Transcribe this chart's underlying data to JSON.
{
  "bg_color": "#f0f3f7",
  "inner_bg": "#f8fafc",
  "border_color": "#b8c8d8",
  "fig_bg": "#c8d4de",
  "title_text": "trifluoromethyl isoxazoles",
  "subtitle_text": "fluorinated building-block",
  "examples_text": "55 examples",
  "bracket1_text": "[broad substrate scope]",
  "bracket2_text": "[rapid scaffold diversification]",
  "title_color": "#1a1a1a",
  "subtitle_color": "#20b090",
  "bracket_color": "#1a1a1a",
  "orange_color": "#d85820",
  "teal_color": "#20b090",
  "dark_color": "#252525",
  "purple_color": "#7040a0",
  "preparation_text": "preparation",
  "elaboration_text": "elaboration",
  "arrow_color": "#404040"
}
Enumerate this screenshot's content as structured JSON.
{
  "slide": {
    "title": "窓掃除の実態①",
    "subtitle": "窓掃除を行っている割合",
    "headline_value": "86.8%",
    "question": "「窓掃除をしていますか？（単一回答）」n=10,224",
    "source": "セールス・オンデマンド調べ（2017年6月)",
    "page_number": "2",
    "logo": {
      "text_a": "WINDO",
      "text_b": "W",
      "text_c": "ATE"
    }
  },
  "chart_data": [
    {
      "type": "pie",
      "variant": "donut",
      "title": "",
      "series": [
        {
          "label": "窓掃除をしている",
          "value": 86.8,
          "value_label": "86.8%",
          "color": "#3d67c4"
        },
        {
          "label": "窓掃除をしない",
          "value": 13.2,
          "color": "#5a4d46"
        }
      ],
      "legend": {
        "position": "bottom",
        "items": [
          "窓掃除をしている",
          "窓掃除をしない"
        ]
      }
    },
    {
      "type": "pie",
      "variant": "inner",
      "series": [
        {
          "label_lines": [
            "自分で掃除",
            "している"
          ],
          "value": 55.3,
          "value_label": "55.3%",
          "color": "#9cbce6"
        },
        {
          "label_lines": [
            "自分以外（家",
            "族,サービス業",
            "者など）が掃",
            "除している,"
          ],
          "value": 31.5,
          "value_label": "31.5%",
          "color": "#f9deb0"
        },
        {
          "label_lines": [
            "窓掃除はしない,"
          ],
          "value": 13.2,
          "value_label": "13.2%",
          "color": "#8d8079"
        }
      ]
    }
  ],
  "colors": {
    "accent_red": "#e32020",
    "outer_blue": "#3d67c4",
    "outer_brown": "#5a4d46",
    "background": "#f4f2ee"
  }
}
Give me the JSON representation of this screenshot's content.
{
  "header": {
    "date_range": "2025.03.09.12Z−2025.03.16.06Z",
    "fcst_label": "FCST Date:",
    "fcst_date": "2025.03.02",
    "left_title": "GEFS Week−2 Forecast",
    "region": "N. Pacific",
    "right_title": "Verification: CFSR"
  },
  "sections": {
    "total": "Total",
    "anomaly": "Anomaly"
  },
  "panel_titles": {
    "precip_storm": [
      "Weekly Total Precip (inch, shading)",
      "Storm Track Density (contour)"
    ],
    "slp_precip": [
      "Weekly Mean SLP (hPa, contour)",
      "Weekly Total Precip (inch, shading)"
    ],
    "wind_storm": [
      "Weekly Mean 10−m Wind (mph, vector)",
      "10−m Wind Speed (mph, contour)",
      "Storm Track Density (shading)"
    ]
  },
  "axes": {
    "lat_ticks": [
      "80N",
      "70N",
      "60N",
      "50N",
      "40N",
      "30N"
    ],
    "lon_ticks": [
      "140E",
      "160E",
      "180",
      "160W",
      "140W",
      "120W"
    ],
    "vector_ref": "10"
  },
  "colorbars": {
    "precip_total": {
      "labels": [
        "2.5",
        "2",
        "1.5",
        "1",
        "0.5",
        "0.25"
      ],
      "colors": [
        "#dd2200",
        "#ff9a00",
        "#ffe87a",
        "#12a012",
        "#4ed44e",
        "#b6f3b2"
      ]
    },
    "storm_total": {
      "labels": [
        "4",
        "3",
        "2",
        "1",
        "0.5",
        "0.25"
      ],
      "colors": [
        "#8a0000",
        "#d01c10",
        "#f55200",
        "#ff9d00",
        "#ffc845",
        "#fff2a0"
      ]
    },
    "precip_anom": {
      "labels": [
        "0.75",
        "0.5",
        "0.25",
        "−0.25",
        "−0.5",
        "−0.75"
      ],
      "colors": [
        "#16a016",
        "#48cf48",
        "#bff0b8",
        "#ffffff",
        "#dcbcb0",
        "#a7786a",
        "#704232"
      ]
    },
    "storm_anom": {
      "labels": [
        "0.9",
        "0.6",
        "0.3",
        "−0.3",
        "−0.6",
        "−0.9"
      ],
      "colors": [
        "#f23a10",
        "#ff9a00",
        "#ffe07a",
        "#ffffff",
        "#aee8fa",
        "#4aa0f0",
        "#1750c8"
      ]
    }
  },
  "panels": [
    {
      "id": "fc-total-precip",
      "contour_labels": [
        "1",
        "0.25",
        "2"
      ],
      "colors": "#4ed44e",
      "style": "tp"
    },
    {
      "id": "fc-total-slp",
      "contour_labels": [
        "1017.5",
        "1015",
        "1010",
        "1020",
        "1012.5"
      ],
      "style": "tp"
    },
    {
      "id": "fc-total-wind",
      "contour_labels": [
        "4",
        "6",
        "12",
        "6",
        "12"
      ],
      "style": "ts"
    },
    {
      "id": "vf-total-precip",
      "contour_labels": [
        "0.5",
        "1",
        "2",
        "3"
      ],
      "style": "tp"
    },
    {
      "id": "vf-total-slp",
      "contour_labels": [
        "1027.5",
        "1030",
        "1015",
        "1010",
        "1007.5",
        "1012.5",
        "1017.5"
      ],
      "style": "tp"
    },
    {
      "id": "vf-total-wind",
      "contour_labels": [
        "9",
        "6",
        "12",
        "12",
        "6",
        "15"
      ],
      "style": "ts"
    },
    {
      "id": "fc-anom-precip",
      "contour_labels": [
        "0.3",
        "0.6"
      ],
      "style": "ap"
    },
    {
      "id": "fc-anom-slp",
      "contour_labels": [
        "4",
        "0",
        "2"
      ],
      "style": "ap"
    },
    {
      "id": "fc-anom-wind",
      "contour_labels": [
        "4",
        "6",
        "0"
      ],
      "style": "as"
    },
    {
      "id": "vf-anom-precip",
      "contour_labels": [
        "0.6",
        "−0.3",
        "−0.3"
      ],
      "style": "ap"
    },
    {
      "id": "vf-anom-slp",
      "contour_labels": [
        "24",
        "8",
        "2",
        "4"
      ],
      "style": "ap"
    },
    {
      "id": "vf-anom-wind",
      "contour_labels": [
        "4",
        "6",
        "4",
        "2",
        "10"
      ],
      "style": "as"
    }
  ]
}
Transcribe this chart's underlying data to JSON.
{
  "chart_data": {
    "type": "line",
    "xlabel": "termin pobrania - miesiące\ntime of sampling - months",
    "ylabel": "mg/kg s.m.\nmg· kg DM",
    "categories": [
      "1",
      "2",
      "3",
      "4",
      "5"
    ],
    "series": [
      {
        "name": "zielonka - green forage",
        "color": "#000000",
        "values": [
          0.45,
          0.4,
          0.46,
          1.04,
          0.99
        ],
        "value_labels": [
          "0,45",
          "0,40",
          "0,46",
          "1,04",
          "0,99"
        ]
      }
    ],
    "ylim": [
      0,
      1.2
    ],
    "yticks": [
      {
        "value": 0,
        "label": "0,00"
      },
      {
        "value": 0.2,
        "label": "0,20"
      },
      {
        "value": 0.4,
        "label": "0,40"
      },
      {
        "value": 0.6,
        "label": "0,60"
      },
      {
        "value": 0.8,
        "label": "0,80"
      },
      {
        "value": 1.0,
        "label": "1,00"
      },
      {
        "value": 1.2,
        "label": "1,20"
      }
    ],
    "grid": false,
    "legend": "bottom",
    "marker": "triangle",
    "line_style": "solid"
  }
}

- - -

◆ Set exercise
Write out every entry verbatim.

◆ Expected answer
Transcribe this chart's underlying data to JSON.
{
  "bg_color": "#f0f3f7",
  "inner_bg": "#f8fafc",
  "border_color": "#b8c8d8",
  "fig_bg": "#c8d4de",
  "title_text": "trifluoromethyl isoxazoles",
  "subtitle_text": "fluorinated building-block",
  "examples_text": "55 examples",
  "bracket1_text": "[broad substrate scope]",
  "bracket2_text": "[rapid scaffold diversification]",
  "title_color": "#1a1a1a",
  "subtitle_color": "#20b090",
  "bracket_color": "#1a1a1a",
  "orange_color": "#d85820",
  "teal_color": "#20b090",
  "dark_color": "#252525",
  "purple_color": "#7040a0",
  "preparation_text": "preparation",
  "elaboration_text": "elaboration",
  "arrow_color": "#404040"
}
Enumerate this screenshot's content as structured JSON.
{
  "slide": {
    "title": "窓掃除の実態①",
    "subtitle": "窓掃除を行っている割合",
    "headline_value": "86.8%",
    "question": "「窓掃除をしていますか？（単一回答）」n=10,224",
    "source": "セールス・オンデマンド調べ（2017年6月)",
    "page_number": "2",
    "logo": {
      "text_a": "WINDO",
      "text_b": "W",
      "text_c": "ATE"
    }
  },
  "chart_data": [
    {
      "type": "pie",
      "variant": "donut",
      "title": "",
      "series": [
        {
          "label": "窓掃除をしている",
          "value": 86.8,
          "value_label": "86.8%",
          "color": "#3d67c4"
        },
        {
          "label": "窓掃除をしない",
          "value": 13.2,
          "color": "#5a4d46"
        }
      ],
      "legend": {
        "position": "bottom",
        "items": [
          "窓掃除をしている",
          "窓掃除をしない"
        ]
      }
    },
    {
      "type": "pie",
      "variant": "inner",
      "series": [
        {
          "label_lines": [
            "自分で掃除",
            "している"
          ],
          "value": 55.3,
          "value_label": "55.3%",
          "color": "#9cbce6"
        },
        {
          "label_lines": [
            "自分以外（家",
            "族,サービス業",
            "者など）が掃",
            "除している,"
          ],
          "value": 31.5,
          "value_label": "31.5%",
          "color": "#f9deb0"
        },
        {
          "label_lines": [
            "窓掃除はしない,"
          ],
          "value": 13.2,
          "value_label": "13.2%",
          "color": "#8d8079"
        }
      ]
    }
  ],
  "colors": {
    "accent_red": "#e32020",
    "outer_blue": "#3d67c4",
    "outer_brown": "#5a4d46",
    "background": "#f4f2ee"
  }
}
Give me the JSON representation of this screenshot's content.
{
  "header": {
    "date_range": "2025.03.09.12Z−2025.03.16.06Z",
    "fcst_label": "FCST Date:",
    "fcst_date": "2025.03.02",
    "left_title": "GEFS Week−2 Forecast",
    "region": "N. Pacific",
    "right_title": "Verification: CFSR"
  },
  "sections": {
    "total": "Total",
    "anomaly": "Anomaly"
  },
  "panel_titles": {
    "precip_storm": [
      "Weekly Total Precip (inch, shading)",
      "Storm Track Density (contour)"
    ],
    "slp_precip": [
      "Weekly Mean SLP (hPa, contour)",
      "Weekly Total Precip (inch, shading)"
    ],
    "wind_storm": [
      "Weekly Mean 10−m Wind (mph, vector)",
      "10−m Wind Speed (mph, contour)",
      "Storm Track Density (shading)"
    ]
  },
  "axes": {
    "lat_ticks": [
      "80N",
      "70N",
      "60N",
      "50N",
      "40N",
      "30N"
    ],
    "lon_ticks": [
      "140E",
      "160E",
      "180",
      "160W",
      "140W",
      "120W"
    ],
    "vector_ref": "10"
  },
  "colorbars": {
    "precip_total": {
      "labels": [
        "2.5",
        "2",
        "1.5",
        "1",
        "0.5",
        "0.25"
      ],
      "colors": [
        "#dd2200",
        "#ff9a00",
        "#ffe87a",
        "#12a012",
        "#4ed44e",
        "#b6f3b2"
      ]
    },
    "storm_total": {
      "labels": [
        "4",
        "3",
        "2",
        "1",
        "0.5",
        "0.25"
      ],
      "colors": [
        "#8a0000",
        "#d01c10",
        "#f55200",
        "#ff9d00",
        "#ffc845",
        "#fff2a0"
      ]
    },
    "precip_anom": {
      "labels": [
        "0.75",
        "0.5",
        "0.25",
        "−0.25",
        "−0.5",
        "−0.75"
      ],
      "colors": [
        "#16a016",
        "#48cf48",
        "#bff0b8",
        "#ffffff",
        "#dcbcb0",
        "#a7786a",
        "#704232"
      ]
    },
    "storm_anom": {
      "labels": [
        "0.9",
        "0.6",
        "0.3",
        "−0.3",
        "−0.6",
        "−0.9"
      ],
      "colors": [
        "#f23a10",
        "#ff9a00",
        "#ffe07a",
        "#ffffff",
        "#aee8fa",
        "#4aa0f0",
        "#1750c8"
      ]
    }
  },
  "panels": [
    {
      "id": "fc-total-precip",
      "contour_labels": [
        "1",
        "0.25",
        "2"
      ],
      "colors": "#4ed44e",
      "style": "tp"
    },
    {
      "id": "fc-total-slp",
      "contour_labels": [
        "1017.5",
        "1015",
        "1010",
        "1020",
        "1012.5"
      ],
      "style": "tp"
    },
    {
      "id": "fc-total-wind",
      "contour_labels": [
        "4",
        "6",
        "12",
        "6",
        "12"
      ],
      "style": "ts"
    },
    {
      "id": "vf-total-precip",
      "contour_labels": [
        "0.5",
        "1",
        "2",
        "3"
      ],
      "style": "tp"
    },
    {
      "id": "vf-total-slp",
      "contour_labels": [
        "1027.5",
        "1030",
        "1015",
        "1010",
        "1007.5",
        "1012.5",
        "1017.5"
      ],
      "style": "tp"
    },
    {
      "id": "vf-total-wind",
      "contour_labels": [
        "9",
        "6",
        "12",
        "12",
        "6",
        "15"
      ],
      "style": "ts"
    },
    {
      "id": "fc-anom-precip",
      "contour_labels": [
        "0.3",
        "0.6"
      ],
      "style": "ap"
    },
    {
      "id": "fc-anom-slp",
      "contour_labels": [
        "4",
        "0",
        "2"
      ],
      "style": "ap"
    },
    {
      "id": "fc-anom-wind",
      "contour_labels": [
        "4",
        "6",
        "0"
      ],
      "style": "as"
    },
    {
      "id": "vf-anom-precip",
      "contour_labels": [
        "0.6",
        "−0.3",
        "−0.3"
      ],
      "style": "ap"
    },
    {
      "id": "vf-anom-slp",
      "contour_labels": [
        "24",
        "8",
        "2",
        "4"
      ],
      "style": "ap"
    },
    {
      "id": "vf-anom-wind",
      "contour_labels": [
        "4",
        "6",
        "4",
        "2",
        "10"
      ],
      "style": "as"
    }
  ]
}
Transcribe this chart's underlying data to JSON.
{
  "chart_data": {
    "type": "line",
    "xlabel": "termin pobrania - miesiące\ntime of sampling - months",
    "ylabel": "mg/kg s.m.\nmg· kg DM",
    "categories": [
      "1",
      "2",
      "3",
      "4",
      "5"
    ],
    "series": [
      {
        "name": "zielonka - green forage",
        "color": "#000000",
        "values": [
          0.45,
          0.4,
          0.46,
          1.04,
          0.99
        ],
        "value_labels": [
          "0,45",
          "0,40",
          "0,46",
          "1,04",
          "0,99"
        ]
      }
    ],
    "ylim": [
      0,
      1.2
    ],
    "yticks": [
      {
        "value": 0,
        "label": "0,00"
      },
      {
        "value": 0.2,
        "label": "0,20"
      },
      {
        "value": 0.4,
        "label": "0,40"
      },
      {
        "value": 0.6,
        "label": "0,60"
      },
      {
        "value": 0.8,
        "label": "0,80"
      },
      {
        "value": 1.0,
        "label": "1,00"
      },
      {
        "value": 1.2,
        "label": "1,20"
      }
    ],
    "grid": false,
    "legend": "bottom",
    "marker": "triangle",
    "line_style": "solid"
  }
}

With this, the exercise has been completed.